Instrução 1: Reescreve a parte dos registos que vai do início até à linha que contém "- x-tick-label: −18: [169, 733, 191, 748]", inclusive, trocando "travel-time-axis" por "time-axis" e deixando tudo o resto igual.

Excerto da página:
▶
As cidades americanas são (muitas delas), até por serem recentes, o paradigma desse modelo que o petróleo barato facilita, com a suburbanização extensa. Nas cidades europeias, de recorte secular, este modelo nunca foi tão acentuado, embora seja essa a tendência—a desertificação dos velhos centros urbanos em prol das periferias onde o mundo rural recua face ao betão é uma das consequências deste tipo de urbanismo.
Mas o petróleo barato é coisa do passado. As alterações climáticas impõem novas abordagens. E a qualidade de vida nas cidades volta a ser prioridade. Adivinham-se mudanças?
Herbert Girardet, no seu livro «Criar Cidades Sustentáveis» --Edições Sempre-em-Pé, Porto, afirma: «Hoje não vivemos numa civilização mas sim numa mobilização— de recursos naturais, de pessoas e de produtos. As cidades são os nós de onde a mobilidade emana: ao longo das estradas, das redes ferroviárias, das rotas aéreas e das linhas telefónicas. As cidades alastram também para fora de si mesmas ao longo das modernas rodovias e linhas ferroviárias por subúrbios e centros comerciais e para além deles, ao mesmo tempo que o seu centro fica muitas vezes desprovido de vida fora das horas de expediente. A origem e o destino dessa mobilização acabaram por simultaneamente definir a existência humana.»
4) Será possível, como pretende este autor, voltar a uma civilização urbana? Esse desafio permanece. Em todo o lado surgem indicadores de mudança.
◀
Instrução 2: Diz se cada afirmação concorda com o excerto sobre as cidades e o petróleo barato, respondendo sim ou não e citando as palavras decisivas do excerto. (a) Nas cidades europeias, o modelo de suburbanização foi sempre tão acentuado como nas americanas. (b) O excerto afirma que o petróleo barato é coisa do passado. (c) Segundo Girardet, o centro das cidades fica muitas vezes sem vida fora das horas de expediente.

Dados extraídos:
▶
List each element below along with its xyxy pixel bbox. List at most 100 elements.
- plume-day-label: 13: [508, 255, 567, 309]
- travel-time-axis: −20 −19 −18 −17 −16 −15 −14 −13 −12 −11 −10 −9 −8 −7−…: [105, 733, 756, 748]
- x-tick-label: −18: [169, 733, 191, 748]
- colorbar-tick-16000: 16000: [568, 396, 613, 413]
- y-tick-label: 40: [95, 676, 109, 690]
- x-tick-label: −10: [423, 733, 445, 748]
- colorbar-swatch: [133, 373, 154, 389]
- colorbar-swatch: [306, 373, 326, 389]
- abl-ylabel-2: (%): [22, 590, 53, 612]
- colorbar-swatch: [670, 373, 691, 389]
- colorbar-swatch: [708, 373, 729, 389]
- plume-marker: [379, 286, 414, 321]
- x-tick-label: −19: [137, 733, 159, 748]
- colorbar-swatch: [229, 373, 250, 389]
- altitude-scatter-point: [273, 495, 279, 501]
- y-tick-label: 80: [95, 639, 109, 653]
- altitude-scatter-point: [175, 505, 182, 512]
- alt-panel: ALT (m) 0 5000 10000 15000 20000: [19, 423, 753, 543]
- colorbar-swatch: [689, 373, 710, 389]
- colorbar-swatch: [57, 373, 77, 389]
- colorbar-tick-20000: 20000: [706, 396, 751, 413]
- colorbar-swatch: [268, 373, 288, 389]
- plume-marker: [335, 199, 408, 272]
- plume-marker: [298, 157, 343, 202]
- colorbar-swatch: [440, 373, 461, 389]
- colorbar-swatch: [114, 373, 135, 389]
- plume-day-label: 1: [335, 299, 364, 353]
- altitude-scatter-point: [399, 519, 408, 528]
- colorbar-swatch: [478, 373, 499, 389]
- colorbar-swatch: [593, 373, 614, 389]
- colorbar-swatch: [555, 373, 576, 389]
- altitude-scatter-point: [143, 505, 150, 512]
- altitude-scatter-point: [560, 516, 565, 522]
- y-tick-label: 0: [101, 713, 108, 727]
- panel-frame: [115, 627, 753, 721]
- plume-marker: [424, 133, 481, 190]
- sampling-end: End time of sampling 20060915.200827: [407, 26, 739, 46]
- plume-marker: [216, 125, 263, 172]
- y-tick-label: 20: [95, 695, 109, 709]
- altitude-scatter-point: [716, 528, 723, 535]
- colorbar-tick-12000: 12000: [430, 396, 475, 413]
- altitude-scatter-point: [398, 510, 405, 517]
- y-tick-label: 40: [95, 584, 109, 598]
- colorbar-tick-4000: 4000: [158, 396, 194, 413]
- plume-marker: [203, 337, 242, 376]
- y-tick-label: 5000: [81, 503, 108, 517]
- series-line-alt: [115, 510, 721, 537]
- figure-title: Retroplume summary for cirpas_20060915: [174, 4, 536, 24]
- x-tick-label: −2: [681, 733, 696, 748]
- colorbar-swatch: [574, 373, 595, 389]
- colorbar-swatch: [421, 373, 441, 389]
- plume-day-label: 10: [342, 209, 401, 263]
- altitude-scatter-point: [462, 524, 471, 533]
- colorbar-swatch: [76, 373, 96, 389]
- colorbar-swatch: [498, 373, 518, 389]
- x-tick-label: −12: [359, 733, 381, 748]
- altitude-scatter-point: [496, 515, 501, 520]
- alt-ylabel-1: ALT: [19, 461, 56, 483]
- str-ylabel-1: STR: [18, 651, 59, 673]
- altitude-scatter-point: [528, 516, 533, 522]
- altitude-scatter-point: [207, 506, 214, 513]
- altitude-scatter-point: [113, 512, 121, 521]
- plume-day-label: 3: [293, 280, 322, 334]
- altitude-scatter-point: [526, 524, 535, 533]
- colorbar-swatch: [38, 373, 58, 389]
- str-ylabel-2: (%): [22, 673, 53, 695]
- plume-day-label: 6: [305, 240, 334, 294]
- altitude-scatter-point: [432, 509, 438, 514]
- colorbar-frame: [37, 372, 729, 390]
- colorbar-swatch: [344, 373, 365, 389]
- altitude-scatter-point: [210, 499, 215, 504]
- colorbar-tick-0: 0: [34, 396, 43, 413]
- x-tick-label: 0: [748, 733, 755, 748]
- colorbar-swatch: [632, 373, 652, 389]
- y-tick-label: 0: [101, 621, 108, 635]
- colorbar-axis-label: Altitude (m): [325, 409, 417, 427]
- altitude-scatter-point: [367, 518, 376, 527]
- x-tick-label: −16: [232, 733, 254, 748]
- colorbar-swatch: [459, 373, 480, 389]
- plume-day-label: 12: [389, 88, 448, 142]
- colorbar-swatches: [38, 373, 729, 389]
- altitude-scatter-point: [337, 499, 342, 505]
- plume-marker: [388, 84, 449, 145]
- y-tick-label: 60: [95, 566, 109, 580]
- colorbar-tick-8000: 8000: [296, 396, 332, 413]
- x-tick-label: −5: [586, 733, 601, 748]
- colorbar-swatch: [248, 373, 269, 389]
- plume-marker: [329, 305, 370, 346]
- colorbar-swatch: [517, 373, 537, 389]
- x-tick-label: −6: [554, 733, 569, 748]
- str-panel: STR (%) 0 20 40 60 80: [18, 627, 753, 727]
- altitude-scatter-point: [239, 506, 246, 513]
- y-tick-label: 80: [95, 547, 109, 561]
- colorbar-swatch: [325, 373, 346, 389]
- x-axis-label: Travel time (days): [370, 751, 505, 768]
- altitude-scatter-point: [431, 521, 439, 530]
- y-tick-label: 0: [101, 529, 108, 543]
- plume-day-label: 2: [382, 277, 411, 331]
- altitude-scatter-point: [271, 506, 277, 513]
◀
Resposta final 1:
List each element below along with its xyxy pixel bbox. List at most 100 elements.
- plume-day-label: 13: [508, 255, 567, 309]
- time-axis: −20 −19 −18 −17 −16 −15 −14 −13 −12 −11 −10 −9 −8 −7−…: [105, 733, 756, 748]
- x-tick-label: −18: [169, 733, 191, 748]

Resposta final 2:
(a) Não: «Nas cidades europeias, de recorte secular, este modelo nunca foi tão acentuado»
(b) Sim: «Mas o petróleo barato é coisa do passado.»
(c) Sim: «o seu centro fica muitas vezes desprovido de vida fora das horas de expediente»